STATED EXERCISE.
Single out the lines of the material that contain "Przebieg" and copy them.

Figure record listings
=======
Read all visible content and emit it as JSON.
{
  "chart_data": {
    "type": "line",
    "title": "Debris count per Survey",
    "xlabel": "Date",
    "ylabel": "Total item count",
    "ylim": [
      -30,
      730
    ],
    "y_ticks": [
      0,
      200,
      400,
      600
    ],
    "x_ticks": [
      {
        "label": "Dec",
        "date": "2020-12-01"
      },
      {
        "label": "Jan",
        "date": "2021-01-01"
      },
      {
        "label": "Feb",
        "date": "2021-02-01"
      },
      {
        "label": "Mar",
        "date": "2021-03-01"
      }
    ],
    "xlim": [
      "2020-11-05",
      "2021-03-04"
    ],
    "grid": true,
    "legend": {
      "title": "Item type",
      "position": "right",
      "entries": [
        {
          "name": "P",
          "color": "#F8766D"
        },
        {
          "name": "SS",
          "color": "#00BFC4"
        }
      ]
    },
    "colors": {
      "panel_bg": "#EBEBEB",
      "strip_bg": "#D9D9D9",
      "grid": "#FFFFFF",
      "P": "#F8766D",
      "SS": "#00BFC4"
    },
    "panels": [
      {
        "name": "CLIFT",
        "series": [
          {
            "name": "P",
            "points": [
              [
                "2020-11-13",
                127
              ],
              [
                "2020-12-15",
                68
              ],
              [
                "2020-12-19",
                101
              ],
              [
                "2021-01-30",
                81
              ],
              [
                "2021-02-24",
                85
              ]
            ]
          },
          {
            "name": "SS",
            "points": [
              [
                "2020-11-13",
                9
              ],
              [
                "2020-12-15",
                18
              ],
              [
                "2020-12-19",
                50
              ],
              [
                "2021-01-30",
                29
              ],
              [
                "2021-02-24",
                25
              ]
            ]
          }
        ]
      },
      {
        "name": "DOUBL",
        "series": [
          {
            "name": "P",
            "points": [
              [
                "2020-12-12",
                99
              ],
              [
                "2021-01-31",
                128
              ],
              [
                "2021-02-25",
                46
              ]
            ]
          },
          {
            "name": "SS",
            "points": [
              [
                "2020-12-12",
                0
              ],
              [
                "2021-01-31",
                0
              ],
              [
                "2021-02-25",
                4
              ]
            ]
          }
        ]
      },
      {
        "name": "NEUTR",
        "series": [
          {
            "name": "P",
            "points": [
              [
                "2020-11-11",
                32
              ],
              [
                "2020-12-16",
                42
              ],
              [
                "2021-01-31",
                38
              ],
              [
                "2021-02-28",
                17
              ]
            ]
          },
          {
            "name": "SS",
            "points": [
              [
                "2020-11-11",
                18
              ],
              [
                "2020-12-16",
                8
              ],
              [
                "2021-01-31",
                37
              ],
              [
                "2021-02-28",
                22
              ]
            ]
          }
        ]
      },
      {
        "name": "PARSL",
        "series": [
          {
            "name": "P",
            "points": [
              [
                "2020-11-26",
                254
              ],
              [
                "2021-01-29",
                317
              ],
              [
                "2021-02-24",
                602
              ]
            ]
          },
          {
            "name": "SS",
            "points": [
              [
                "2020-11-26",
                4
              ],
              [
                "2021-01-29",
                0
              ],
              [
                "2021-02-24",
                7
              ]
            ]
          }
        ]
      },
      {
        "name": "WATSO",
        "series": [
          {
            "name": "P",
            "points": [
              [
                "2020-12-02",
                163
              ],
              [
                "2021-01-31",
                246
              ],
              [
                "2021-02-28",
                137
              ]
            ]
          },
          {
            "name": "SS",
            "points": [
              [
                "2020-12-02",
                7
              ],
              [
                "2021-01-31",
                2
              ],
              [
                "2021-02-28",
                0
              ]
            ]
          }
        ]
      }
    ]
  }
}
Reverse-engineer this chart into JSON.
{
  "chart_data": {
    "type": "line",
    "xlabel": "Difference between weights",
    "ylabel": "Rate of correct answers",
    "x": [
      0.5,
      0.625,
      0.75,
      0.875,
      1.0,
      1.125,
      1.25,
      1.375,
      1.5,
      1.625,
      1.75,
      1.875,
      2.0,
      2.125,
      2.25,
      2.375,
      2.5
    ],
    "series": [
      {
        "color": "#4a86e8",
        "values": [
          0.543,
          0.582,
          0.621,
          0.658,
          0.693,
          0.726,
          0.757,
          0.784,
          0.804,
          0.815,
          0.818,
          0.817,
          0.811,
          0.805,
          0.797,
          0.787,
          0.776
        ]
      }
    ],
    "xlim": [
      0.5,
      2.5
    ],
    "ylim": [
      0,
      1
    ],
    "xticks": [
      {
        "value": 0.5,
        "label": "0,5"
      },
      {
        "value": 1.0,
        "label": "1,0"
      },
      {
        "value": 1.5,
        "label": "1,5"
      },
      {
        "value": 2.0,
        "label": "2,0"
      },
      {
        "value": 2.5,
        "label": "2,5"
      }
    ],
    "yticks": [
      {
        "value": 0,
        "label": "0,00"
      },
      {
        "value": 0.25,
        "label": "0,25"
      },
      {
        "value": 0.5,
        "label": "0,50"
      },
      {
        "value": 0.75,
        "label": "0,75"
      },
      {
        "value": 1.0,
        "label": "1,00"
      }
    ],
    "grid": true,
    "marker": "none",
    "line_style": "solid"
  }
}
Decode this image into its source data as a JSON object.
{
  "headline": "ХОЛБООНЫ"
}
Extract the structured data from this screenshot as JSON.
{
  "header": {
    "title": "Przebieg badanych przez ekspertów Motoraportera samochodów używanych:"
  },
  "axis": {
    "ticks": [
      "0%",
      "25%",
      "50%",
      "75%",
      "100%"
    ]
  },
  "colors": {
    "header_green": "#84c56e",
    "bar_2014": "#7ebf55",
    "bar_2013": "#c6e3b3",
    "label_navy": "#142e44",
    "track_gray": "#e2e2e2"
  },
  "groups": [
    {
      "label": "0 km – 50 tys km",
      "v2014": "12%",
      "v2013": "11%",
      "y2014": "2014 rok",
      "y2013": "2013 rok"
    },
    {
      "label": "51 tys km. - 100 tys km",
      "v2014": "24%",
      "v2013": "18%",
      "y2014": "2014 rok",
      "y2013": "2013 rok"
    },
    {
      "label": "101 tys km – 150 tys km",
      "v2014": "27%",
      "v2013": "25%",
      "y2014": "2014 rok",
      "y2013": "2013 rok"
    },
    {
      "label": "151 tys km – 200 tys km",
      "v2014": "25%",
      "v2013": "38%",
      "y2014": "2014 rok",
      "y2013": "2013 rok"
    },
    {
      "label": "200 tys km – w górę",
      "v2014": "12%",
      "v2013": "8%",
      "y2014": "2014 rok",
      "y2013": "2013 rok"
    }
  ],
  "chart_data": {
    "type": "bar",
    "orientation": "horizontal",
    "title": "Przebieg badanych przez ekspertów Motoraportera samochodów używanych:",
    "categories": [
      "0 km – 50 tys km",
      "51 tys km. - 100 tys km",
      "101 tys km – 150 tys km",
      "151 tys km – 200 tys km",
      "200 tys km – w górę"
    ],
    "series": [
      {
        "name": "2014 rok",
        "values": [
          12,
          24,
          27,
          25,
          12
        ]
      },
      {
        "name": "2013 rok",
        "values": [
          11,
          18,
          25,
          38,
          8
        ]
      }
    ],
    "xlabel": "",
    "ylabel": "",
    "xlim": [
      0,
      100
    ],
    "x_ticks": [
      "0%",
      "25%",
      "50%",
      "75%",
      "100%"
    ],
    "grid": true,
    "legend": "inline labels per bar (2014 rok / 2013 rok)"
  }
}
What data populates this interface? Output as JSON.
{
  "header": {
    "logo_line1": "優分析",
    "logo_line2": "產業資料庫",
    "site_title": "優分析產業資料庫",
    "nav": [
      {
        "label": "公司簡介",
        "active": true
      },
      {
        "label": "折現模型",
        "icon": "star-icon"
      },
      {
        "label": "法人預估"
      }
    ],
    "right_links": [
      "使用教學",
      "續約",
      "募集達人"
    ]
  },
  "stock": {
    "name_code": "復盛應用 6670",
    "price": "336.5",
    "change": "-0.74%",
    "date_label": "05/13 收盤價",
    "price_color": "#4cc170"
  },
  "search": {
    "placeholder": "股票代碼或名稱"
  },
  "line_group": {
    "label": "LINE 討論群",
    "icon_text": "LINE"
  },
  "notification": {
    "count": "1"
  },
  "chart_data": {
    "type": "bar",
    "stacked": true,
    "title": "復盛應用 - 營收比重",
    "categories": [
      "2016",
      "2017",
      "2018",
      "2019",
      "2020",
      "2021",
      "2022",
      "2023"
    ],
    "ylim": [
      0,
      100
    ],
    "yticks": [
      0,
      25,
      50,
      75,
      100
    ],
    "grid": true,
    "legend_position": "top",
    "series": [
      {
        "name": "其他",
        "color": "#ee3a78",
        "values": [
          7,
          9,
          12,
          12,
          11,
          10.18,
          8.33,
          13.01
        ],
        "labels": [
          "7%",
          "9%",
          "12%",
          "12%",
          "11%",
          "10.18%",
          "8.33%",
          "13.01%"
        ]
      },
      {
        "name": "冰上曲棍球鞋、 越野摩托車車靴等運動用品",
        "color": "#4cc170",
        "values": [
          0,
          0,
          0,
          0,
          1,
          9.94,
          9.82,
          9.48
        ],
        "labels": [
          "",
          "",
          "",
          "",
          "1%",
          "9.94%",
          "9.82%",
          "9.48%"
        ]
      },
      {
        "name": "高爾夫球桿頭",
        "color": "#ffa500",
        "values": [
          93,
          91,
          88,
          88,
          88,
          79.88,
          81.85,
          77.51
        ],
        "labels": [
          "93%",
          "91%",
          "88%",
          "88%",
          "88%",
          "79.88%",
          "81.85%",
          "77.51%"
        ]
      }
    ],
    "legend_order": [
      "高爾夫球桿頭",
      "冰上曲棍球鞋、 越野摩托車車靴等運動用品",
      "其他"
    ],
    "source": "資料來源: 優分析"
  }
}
=======
ANSWER.
    "title": "Przebieg badanych przez ekspertów Motoraportera samochodów używanych:"
    "title": "Przebieg badanych przez ekspertów Motoraportera samochodów używanych:",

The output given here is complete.